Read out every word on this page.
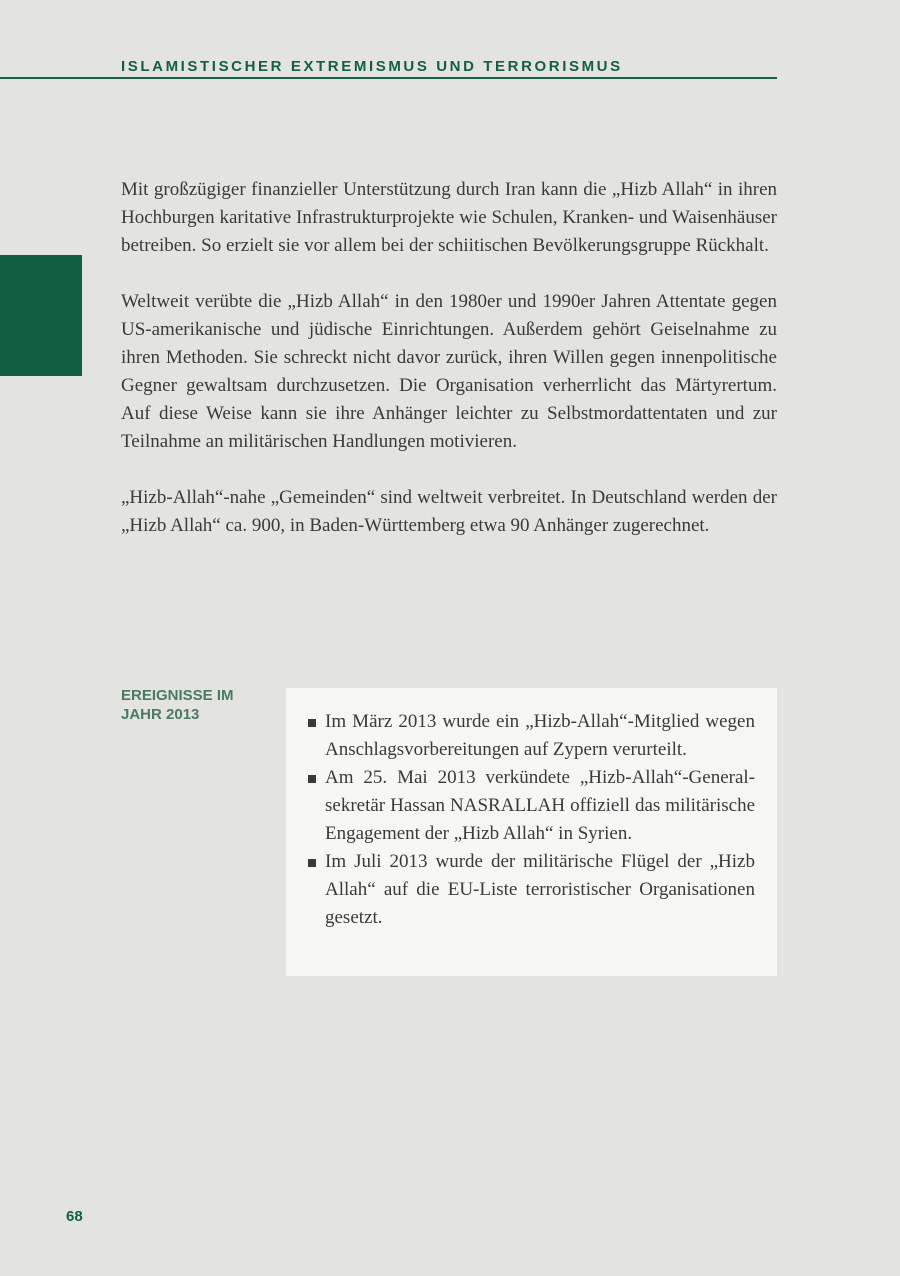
ISLAMISTISCHER EXTREMISMUS UND TERRORISMUS

Mit großzügiger finanzieller Unterstützung durch Iran kann die „Hizb Allah“ in ihren Hochburgen karitative Infrastrukturprojekte wie Schulen, Kranken- und Waisenhäuser betreiben. So erzielt sie vor allem bei der schiitischen Bevölkerungsgruppe Rückhalt.

Weltweit verübte die „Hizb Allah“ in den 1980er und 1990er Jahren Attentate gegen US-amerikanische und jüdische Einrichtungen. Außerdem gehört Geiselnahme zu ihren Methoden. Sie schreckt nicht davor zurück, ihren Willen gegen innenpolitische Gegner gewaltsam durchzusetzen. Die Organisation verherrlicht das Märtyrertum. Auf diese Weise kann sie ihre Anhänger leichter zu Selbstmordattentaten und zur Teilnahme an militärischen Handlungen motivieren.

„Hizb-Allah“-nahe „Gemeinden“ sind weltweit verbreitet. In Deutschland werden der „Hizb Allah“ ca. 900, in Baden-Württemberg etwa 90 Anhänger zugerechnet.

EREIGNISSE IM JAHR 2013	Im März 2013 wurde ein „Hizb-Allah“-Mitglied wegen Anschlagsvorbereitungen auf Zypern verurteilt.
Am 25. Mai 2013 verkündete „Hizb-Allah“-Generalsekretär Hassan NASRALLAH offiziell das militärische Engagement der „Hizb Allah“ in Syrien.
Im Juli 2013 wurde der militärische Flügel der „Hizb Allah“ auf die EU-Liste terroristischer Organisationen gesetzt.
68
____
__Given request__: Output the records above exactly; leave out the pictures.

__Solution for this task__:
Read out every word on this page.
ISLAMISTISCHER EXTREMISMUS UND TERRORISMUS

Mit großzügiger finanzieller Unterstützung durch Iran kann die „Hizb Allah“ in ihren Hochburgen karitative Infrastrukturprojekte wie Schulen, Kranken- und Waisenhäuser betreiben. So erzielt sie vor allem bei der schiitischen Bevölkerungsgruppe Rückhalt.

Weltweit verübte die „Hizb Allah“ in den 1980er und 1990er Jahren Attentate gegen US-amerikanische und jüdische Einrichtungen. Außerdem gehört Geiselnahme zu ihren Methoden. Sie schreckt nicht davor zurück, ihren Willen gegen innenpolitische Gegner gewaltsam durchzusetzen. Die Organisation verherrlicht das Märtyrertum. Auf diese Weise kann sie ihre Anhänger leichter zu Selbstmordattentaten und zur Teilnahme an militärischen Handlungen motivieren.

„Hizb-Allah“-nahe „Gemeinden“ sind weltweit verbreitet. In Deutschland werden der „Hizb Allah“ ca. 900, in Baden-Württemberg etwa 90 Anhänger zugerechnet.

EREIGNISSE IM JAHR 2013	Im März 2013 wurde ein „Hizb-Allah“-Mitglied wegen Anschlagsvorbereitungen auf Zypern verurteilt.
Am 25. Mai 2013 verkündete „Hizb-Allah“-Generalsekretär Hassan NASRALLAH offiziell das militärische Engagement der „Hizb Allah“ in Syrien.
Im Juli 2013 wurde der militärische Flügel der „Hizb Allah“ auf die EU-Liste terroristischer Organisationen gesetzt.
68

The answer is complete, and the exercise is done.